EXERCISE BRIEF:
Tally the lines below that contain "个百分点". The number is the whole answer.

───── RECORDS SUPPLIED ─────

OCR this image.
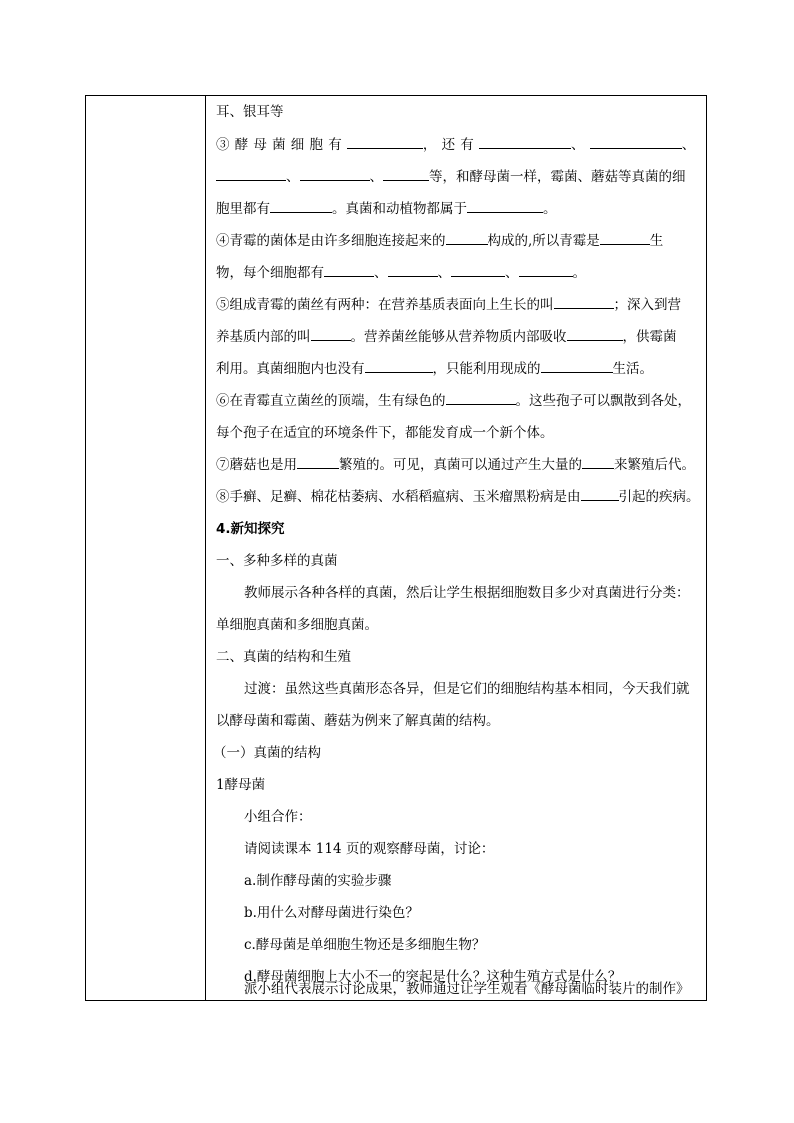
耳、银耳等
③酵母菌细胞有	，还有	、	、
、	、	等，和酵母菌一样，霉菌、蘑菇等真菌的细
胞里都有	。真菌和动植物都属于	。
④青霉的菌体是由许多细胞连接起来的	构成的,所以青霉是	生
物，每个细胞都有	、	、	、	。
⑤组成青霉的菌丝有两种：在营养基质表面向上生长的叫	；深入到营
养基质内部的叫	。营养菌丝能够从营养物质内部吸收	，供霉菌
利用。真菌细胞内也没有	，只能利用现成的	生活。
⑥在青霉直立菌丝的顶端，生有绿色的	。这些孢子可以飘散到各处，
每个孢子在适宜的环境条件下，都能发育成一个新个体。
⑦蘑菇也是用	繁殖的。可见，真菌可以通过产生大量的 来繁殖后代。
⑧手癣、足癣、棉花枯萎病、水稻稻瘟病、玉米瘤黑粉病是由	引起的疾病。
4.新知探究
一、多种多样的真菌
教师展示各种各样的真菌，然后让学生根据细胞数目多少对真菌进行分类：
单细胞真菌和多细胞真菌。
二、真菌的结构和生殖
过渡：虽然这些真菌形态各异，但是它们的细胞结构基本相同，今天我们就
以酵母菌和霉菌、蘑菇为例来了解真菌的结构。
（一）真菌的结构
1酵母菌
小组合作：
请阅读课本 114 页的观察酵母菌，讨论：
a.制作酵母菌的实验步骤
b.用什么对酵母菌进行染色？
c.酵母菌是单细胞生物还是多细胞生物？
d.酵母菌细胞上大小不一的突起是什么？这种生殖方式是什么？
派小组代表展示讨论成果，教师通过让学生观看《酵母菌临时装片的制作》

─────
───── RECORDS SUPPLIED ─────

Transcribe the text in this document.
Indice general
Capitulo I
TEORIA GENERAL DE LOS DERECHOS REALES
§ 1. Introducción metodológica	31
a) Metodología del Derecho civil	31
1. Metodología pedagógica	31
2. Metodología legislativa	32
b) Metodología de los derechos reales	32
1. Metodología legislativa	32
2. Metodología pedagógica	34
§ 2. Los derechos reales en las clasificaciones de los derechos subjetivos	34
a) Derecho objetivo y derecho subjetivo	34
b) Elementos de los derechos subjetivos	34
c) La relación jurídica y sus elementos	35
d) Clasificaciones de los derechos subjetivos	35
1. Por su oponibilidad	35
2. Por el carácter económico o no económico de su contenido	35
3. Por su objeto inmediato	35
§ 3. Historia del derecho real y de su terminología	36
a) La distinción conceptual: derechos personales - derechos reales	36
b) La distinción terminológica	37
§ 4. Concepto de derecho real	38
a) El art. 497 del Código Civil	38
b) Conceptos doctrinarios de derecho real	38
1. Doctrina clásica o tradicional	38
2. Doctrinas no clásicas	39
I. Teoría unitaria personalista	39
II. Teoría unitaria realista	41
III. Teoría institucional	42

─────
───── RECORDS SUPPLIED ─────

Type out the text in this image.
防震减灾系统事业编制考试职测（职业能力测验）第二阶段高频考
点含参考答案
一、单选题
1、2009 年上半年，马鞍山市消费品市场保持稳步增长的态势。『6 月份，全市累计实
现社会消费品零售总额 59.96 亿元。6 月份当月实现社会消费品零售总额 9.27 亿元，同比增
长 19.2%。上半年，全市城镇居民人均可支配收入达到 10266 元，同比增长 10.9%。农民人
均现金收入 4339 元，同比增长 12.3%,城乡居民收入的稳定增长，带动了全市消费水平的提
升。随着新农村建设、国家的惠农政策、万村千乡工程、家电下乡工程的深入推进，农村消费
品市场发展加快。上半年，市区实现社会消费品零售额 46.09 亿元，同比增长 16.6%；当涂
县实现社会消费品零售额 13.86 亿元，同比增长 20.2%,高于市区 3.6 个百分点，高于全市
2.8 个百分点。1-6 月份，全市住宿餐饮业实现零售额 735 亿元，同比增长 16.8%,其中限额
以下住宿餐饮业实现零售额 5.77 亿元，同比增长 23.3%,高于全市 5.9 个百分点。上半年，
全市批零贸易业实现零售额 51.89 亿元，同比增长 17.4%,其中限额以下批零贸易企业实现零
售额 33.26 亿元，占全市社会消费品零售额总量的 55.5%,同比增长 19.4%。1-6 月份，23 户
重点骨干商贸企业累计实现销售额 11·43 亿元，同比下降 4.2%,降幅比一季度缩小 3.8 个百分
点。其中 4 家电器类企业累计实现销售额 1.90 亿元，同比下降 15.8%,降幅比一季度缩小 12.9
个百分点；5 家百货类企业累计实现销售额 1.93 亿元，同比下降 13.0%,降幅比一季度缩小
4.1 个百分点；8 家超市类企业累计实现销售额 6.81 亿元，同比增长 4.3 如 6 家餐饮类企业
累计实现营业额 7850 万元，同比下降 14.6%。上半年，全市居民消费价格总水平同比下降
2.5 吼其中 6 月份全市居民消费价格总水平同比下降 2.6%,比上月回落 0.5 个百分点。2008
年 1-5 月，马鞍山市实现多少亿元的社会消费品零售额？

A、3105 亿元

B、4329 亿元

─────

ANSWER IN FULL:
6